## BEGIN

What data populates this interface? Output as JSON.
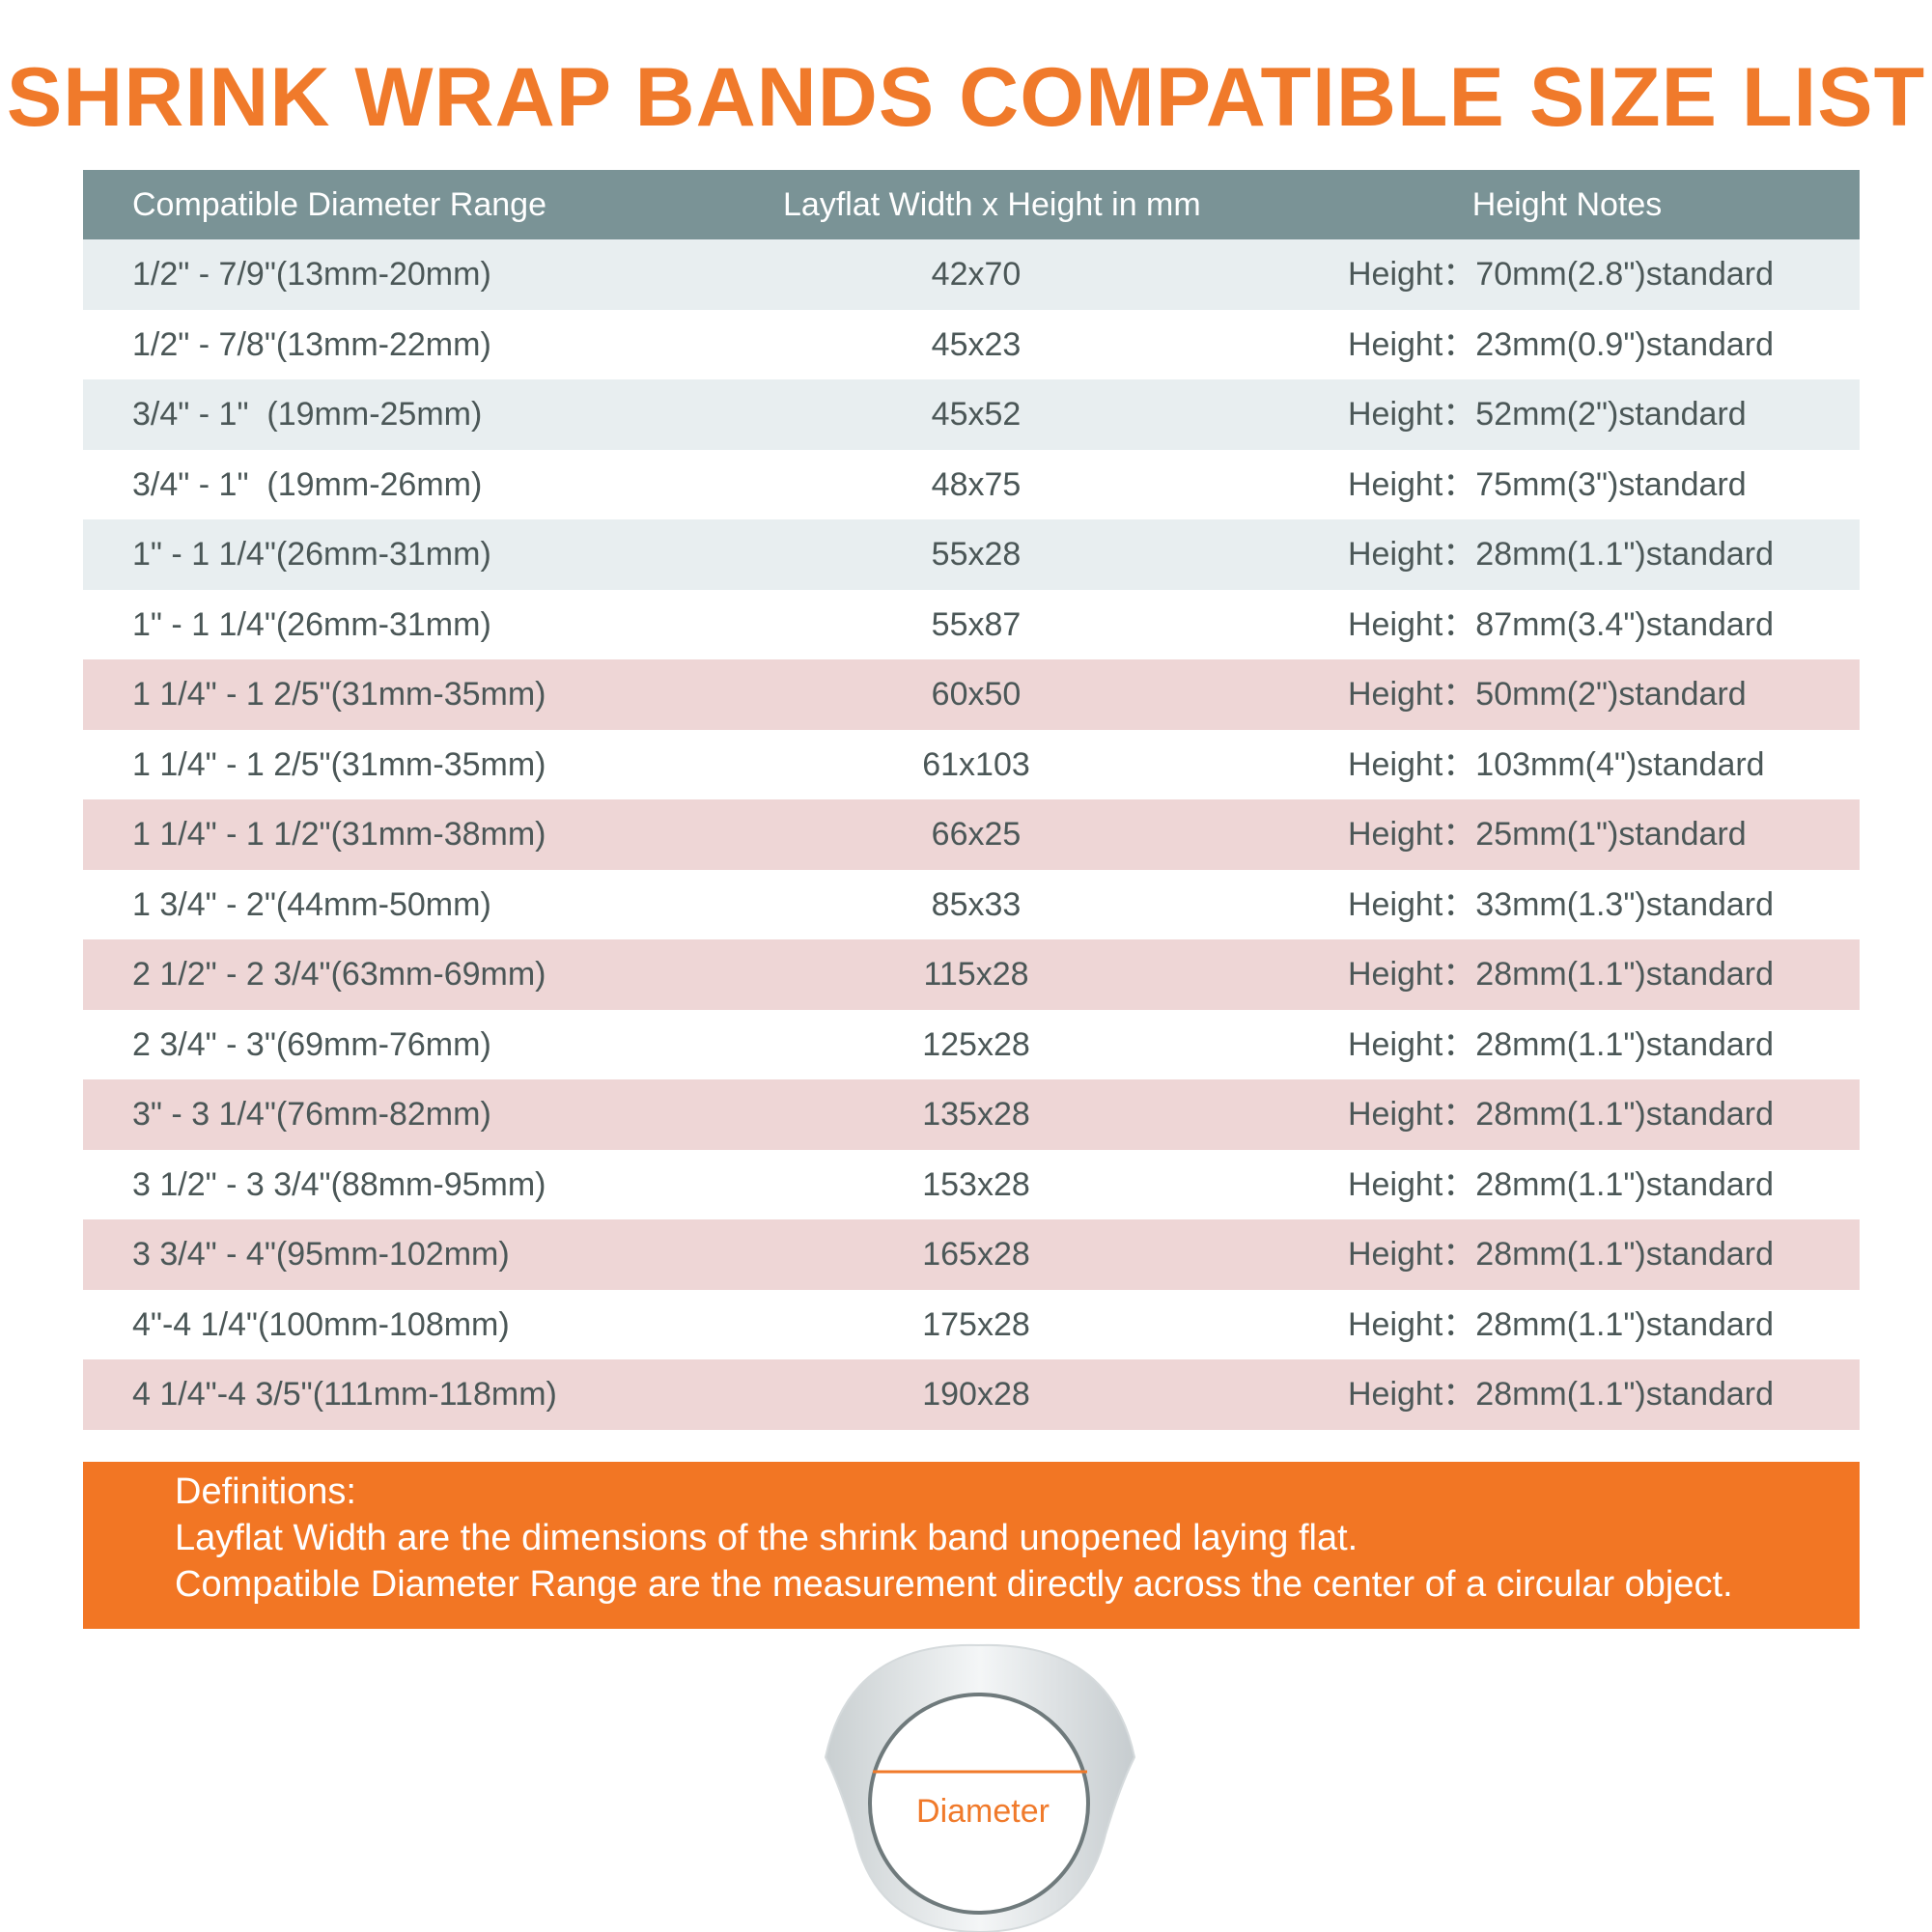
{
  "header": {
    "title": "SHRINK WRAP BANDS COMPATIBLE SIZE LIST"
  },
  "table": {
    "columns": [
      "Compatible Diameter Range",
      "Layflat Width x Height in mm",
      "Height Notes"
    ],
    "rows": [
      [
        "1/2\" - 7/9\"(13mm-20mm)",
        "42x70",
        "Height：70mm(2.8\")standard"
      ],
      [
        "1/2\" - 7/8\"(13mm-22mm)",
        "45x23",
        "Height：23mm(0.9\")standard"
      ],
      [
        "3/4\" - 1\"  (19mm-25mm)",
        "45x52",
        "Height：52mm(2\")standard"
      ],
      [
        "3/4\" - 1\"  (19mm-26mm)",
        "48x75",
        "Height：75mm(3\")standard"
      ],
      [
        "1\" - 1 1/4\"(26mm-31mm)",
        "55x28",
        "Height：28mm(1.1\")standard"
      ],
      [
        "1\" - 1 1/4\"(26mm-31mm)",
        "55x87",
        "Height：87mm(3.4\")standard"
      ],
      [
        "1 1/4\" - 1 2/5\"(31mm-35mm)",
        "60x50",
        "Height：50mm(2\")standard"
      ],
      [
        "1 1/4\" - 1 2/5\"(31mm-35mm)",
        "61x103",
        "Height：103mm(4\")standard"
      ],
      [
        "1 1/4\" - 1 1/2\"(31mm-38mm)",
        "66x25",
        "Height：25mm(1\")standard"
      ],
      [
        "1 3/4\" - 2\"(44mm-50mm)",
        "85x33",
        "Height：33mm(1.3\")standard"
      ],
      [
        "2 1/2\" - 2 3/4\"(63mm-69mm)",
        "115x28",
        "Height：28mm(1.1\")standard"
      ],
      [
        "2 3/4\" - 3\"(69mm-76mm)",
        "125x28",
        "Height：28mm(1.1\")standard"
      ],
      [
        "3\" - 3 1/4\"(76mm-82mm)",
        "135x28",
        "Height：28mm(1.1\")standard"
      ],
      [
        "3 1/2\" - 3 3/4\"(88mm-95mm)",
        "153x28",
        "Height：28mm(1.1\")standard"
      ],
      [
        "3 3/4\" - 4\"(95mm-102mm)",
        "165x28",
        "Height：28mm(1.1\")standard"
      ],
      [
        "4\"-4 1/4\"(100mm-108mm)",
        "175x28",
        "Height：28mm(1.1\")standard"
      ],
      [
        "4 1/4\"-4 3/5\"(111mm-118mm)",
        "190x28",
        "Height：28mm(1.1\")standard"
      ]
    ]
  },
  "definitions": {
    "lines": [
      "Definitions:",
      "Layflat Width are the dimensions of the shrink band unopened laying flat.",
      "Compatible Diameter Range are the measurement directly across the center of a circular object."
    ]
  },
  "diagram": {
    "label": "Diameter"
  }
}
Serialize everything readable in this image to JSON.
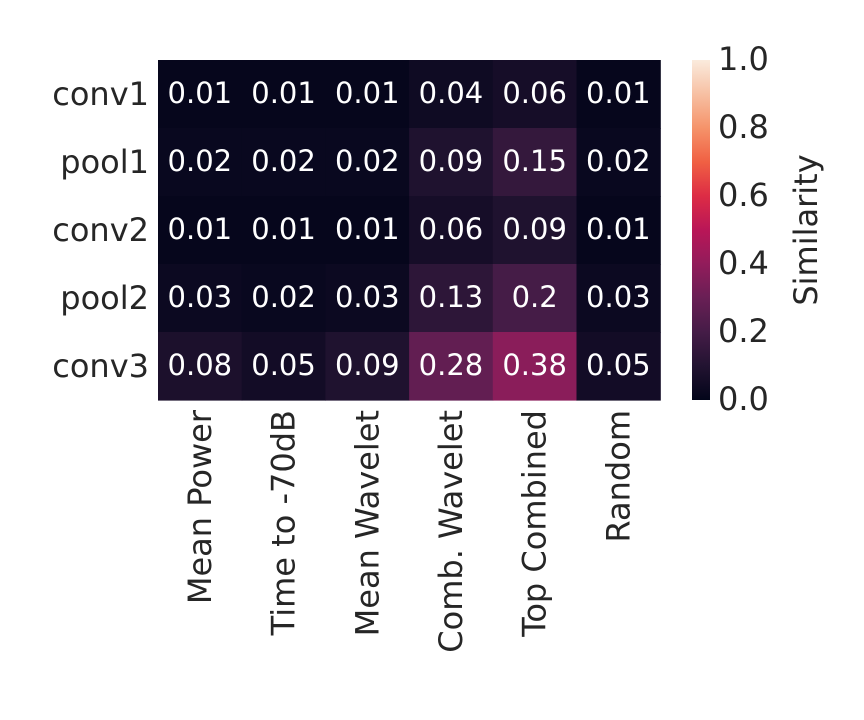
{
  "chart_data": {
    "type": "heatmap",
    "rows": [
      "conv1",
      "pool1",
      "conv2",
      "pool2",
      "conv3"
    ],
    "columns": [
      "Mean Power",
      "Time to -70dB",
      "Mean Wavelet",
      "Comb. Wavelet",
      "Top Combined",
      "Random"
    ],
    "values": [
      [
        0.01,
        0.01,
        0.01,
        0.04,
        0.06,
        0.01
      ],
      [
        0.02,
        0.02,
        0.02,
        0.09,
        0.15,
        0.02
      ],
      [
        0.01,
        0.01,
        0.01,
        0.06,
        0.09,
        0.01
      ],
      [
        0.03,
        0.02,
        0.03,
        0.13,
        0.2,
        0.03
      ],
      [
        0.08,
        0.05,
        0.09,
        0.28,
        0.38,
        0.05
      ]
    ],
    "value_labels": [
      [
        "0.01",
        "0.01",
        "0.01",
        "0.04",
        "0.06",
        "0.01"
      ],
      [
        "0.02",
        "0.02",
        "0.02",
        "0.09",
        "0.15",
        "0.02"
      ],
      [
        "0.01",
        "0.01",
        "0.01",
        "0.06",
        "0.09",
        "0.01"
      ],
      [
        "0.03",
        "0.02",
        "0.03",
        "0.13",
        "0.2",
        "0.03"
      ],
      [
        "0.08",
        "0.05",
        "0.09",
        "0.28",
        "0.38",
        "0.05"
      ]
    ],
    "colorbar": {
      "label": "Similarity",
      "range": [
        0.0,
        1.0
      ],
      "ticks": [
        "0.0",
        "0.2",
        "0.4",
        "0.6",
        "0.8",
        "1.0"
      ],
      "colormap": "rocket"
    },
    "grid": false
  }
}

## END

Report only a number: how many lines in the material above contain the string "Width".

* RESPONSE
2